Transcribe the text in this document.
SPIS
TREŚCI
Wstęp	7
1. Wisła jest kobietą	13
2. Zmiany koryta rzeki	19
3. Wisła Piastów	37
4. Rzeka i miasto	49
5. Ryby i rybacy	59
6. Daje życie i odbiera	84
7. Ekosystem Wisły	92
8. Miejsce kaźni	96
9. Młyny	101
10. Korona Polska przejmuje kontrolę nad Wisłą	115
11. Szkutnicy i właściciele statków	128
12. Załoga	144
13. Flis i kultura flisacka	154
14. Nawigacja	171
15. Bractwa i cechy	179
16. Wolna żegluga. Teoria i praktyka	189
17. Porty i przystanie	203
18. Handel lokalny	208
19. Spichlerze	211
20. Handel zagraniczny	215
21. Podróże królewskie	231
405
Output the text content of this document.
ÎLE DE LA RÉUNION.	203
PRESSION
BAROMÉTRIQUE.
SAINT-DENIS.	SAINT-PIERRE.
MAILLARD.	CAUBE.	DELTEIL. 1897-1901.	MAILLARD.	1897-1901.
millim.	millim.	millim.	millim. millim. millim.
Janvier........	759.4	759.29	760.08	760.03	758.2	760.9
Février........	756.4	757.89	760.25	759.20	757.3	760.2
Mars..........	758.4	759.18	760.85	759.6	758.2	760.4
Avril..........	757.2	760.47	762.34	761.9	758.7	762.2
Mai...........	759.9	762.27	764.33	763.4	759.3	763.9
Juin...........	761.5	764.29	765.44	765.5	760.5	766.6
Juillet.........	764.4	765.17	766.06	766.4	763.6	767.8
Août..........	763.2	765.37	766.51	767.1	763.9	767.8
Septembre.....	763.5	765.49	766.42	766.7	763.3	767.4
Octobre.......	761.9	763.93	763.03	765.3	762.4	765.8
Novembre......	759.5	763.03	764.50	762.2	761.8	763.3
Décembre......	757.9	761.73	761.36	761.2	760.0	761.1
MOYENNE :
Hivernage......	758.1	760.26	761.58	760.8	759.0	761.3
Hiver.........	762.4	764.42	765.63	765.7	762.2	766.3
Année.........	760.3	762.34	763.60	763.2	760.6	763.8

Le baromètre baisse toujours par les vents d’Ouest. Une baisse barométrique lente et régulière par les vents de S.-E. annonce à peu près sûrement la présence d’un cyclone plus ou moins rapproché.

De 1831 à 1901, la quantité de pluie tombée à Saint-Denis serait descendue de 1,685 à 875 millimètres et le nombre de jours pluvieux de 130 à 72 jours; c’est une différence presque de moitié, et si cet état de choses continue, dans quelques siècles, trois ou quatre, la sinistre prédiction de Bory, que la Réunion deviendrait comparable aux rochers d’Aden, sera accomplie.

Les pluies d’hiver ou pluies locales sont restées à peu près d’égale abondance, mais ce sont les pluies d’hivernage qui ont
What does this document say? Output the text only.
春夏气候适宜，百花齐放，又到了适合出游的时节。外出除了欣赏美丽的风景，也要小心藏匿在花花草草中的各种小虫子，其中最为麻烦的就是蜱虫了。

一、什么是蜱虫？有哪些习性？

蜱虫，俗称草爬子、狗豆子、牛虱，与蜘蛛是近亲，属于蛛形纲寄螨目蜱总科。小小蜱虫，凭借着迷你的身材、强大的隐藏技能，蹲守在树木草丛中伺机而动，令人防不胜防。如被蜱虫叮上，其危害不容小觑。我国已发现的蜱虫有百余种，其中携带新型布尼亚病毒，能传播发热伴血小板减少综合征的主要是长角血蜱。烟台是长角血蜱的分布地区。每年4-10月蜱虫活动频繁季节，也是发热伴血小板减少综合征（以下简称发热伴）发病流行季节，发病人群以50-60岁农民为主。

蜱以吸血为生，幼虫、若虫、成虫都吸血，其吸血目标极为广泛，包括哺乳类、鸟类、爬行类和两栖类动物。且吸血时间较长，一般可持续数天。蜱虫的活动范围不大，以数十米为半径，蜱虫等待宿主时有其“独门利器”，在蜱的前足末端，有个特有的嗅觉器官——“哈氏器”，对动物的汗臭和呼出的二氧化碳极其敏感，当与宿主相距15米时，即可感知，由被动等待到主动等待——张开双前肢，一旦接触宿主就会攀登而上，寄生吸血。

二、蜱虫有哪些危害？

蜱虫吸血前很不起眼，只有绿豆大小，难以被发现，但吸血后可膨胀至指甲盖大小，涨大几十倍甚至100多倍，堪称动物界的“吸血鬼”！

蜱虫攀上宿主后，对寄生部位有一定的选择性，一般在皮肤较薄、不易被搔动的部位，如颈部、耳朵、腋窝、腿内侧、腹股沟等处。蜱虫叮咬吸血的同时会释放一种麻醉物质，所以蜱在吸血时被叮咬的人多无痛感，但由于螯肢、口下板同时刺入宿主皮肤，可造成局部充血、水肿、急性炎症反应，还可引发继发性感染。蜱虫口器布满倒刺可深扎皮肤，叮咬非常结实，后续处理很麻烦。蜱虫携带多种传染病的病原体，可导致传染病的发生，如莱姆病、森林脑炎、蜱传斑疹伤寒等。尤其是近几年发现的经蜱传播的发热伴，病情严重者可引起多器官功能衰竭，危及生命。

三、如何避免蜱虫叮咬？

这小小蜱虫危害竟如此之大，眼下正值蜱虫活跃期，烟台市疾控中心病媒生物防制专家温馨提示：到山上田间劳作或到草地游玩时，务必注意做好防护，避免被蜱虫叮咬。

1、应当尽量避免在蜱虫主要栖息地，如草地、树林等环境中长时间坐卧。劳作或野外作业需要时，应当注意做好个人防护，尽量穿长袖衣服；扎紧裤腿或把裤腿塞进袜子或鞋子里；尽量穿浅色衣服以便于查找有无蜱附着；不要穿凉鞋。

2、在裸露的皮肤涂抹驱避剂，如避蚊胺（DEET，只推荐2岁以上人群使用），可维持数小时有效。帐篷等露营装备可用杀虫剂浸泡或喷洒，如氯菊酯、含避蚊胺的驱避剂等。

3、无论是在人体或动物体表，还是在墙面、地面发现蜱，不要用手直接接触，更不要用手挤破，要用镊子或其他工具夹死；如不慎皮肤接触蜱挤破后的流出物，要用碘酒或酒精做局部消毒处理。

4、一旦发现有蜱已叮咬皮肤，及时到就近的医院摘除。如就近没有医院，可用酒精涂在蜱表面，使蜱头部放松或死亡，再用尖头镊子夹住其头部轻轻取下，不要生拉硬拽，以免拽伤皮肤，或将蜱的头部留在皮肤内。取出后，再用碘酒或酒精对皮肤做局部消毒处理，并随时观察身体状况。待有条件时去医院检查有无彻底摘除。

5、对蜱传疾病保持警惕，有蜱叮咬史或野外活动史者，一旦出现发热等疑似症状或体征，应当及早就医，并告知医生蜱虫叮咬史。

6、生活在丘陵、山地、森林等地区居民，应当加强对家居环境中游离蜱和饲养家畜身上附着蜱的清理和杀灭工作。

EXERCISE PROMPT:
Your task is to quote all of the data word for word.

FINAL ANSWER:
Transcribe the text in this document.
SPIS
TREŚCI
Wstęp	7
1. Wisła jest kobietą	13
2. Zmiany koryta rzeki	19
3. Wisła Piastów	37
4. Rzeka i miasto	49
5. Ryby i rybacy	59
6. Daje życie i odbiera	84
7. Ekosystem Wisły	92
8. Miejsce kaźni	96
9. Młyny	101
10. Korona Polska przejmuje kontrolę nad Wisłą	115
11. Szkutnicy i właściciele statków	128
12. Załoga	144
13. Flis i kultura flisacka	154
14. Nawigacja	171
15. Bractwa i cechy	179
16. Wolna żegluga. Teoria i praktyka	189
17. Porty i przystanie	203
18. Handel lokalny	208
19. Spichlerze	211
20. Handel zagraniczny	215
21. Podróże królewskie	231
405
Output the text content of this document.
ÎLE DE LA RÉUNION.	203
PRESSION
BAROMÉTRIQUE.
SAINT-DENIS.	SAINT-PIERRE.
MAILLARD.	CAUBE.	DELTEIL. 1897-1901.	MAILLARD.	1897-1901.
millim.	millim.	millim.	millim. millim. millim.
Janvier........	759.4	759.29	760.08	760.03	758.2	760.9
Février........	756.4	757.89	760.25	759.20	757.3	760.2
Mars..........	758.4	759.18	760.85	759.6	758.2	760.4
Avril..........	757.2	760.47	762.34	761.9	758.7	762.2
Mai...........	759.9	762.27	764.33	763.4	759.3	763.9
Juin...........	761.5	764.29	765.44	765.5	760.5	766.6
Juillet.........	764.4	765.17	766.06	766.4	763.6	767.8
Août..........	763.2	765.37	766.51	767.1	763.9	767.8
Septembre.....	763.5	765.49	766.42	766.7	763.3	767.4
Octobre.......	761.9	763.93	763.03	765.3	762.4	765.8
Novembre......	759.5	763.03	764.50	762.2	761.8	763.3
Décembre......	757.9	761.73	761.36	761.2	760.0	761.1
MOYENNE :
Hivernage......	758.1	760.26	761.58	760.8	759.0	761.3
Hiver.........	762.4	764.42	765.63	765.7	762.2	766.3
Année.........	760.3	762.34	763.60	763.2	760.6	763.8

Le baromètre baisse toujours par les vents d’Ouest. Une baisse barométrique lente et régulière par les vents de S.-E. annonce à peu près sûrement la présence d’un cyclone plus ou moins rapproché.

De 1831 à 1901, la quantité de pluie tombée à Saint-Denis serait descendue de 1,685 à 875 millimètres et le nombre de jours pluvieux de 130 à 72 jours; c’est une différence presque de moitié, et si cet état de choses continue, dans quelques siècles, trois ou quatre, la sinistre prédiction de Bory, que la Réunion deviendrait comparable aux rochers d’Aden, sera accomplie.

Les pluies d’hiver ou pluies locales sont restées à peu près d’égale abondance, mais ce sont les pluies d’hivernage qui ont
What does this document say? Output the text only.
春夏气候适宜，百花齐放，又到了适合出游的时节。外出除了欣赏美丽的风景，也要小心藏匿在花花草草中的各种小虫子，其中最为麻烦的就是蜱虫了。

一、什么是蜱虫？有哪些习性？

蜱虫，俗称草爬子、狗豆子、牛虱，与蜘蛛是近亲，属于蛛形纲寄螨目蜱总科。小小蜱虫，凭借着迷你的身材、强大的隐藏技能，蹲守在树木草丛中伺机而动，令人防不胜防。如被蜱虫叮上，其危害不容小觑。我国已发现的蜱虫有百余种，其中携带新型布尼亚病毒，能传播发热伴血小板减少综合征的主要是长角血蜱。烟台是长角血蜱的分布地区。每年4-10月蜱虫活动频繁季节，也是发热伴血小板减少综合征（以下简称发热伴）发病流行季节，发病人群以50-60岁农民为主。

蜱以吸血为生，幼虫、若虫、成虫都吸血，其吸血目标极为广泛，包括哺乳类、鸟类、爬行类和两栖类动物。且吸血时间较长，一般可持续数天。蜱虫的活动范围不大，以数十米为半径，蜱虫等待宿主时有其“独门利器”，在蜱的前足末端，有个特有的嗅觉器官——“哈氏器”，对动物的汗臭和呼出的二氧化碳极其敏感，当与宿主相距15米时，即可感知，由被动等待到主动等待——张开双前肢，一旦接触宿主就会攀登而上，寄生吸血。

二、蜱虫有哪些危害？

蜱虫吸血前很不起眼，只有绿豆大小，难以被发现，但吸血后可膨胀至指甲盖大小，涨大几十倍甚至100多倍，堪称动物界的“吸血鬼”！

蜱虫攀上宿主后，对寄生部位有一定的选择性，一般在皮肤较薄、不易被搔动的部位，如颈部、耳朵、腋窝、腿内侧、腹股沟等处。蜱虫叮咬吸血的同时会释放一种麻醉物质，所以蜱在吸血时被叮咬的人多无痛感，但由于螯肢、口下板同时刺入宿主皮肤，可造成局部充血、水肿、急性炎症反应，还可引发继发性感染。蜱虫口器布满倒刺可深扎皮肤，叮咬非常结实，后续处理很麻烦。蜱虫携带多种传染病的病原体，可导致传染病的发生，如莱姆病、森林脑炎、蜱传斑疹伤寒等。尤其是近几年发现的经蜱传播的发热伴，病情严重者可引起多器官功能衰竭，危及生命。

三、如何避免蜱虫叮咬？

这小小蜱虫危害竟如此之大，眼下正值蜱虫活跃期，烟台市疾控中心病媒生物防制专家温馨提示：到山上田间劳作或到草地游玩时，务必注意做好防护，避免被蜱虫叮咬。

1、应当尽量避免在蜱虫主要栖息地，如草地、树林等环境中长时间坐卧。劳作或野外作业需要时，应当注意做好个人防护，尽量穿长袖衣服；扎紧裤腿或把裤腿塞进袜子或鞋子里；尽量穿浅色衣服以便于查找有无蜱附着；不要穿凉鞋。

2、在裸露的皮肤涂抹驱避剂，如避蚊胺（DEET，只推荐2岁以上人群使用），可维持数小时有效。帐篷等露营装备可用杀虫剂浸泡或喷洒，如氯菊酯、含避蚊胺的驱避剂等。

3、无论是在人体或动物体表，还是在墙面、地面发现蜱，不要用手直接接触，更不要用手挤破，要用镊子或其他工具夹死；如不慎皮肤接触蜱挤破后的流出物，要用碘酒或酒精做局部消毒处理。

4、一旦发现有蜱已叮咬皮肤，及时到就近的医院摘除。如就近没有医院，可用酒精涂在蜱表面，使蜱头部放松或死亡，再用尖头镊子夹住其头部轻轻取下，不要生拉硬拽，以免拽伤皮肤，或将蜱的头部留在皮肤内。取出后，再用碘酒或酒精对皮肤做局部消毒处理，并随时观察身体状况。待有条件时去医院检查有无彻底摘除。

5、对蜱传疾病保持警惕，有蜱叮咬史或野外活动史者，一旦出现发热等疑似症状或体征，应当及早就医，并告知医生蜱虫叮咬史。

6、生活在丘陵、山地、森林等地区居民，应当加强对家居环境中游离蜱和饲养家畜身上附着蜱的清理和杀灭工作。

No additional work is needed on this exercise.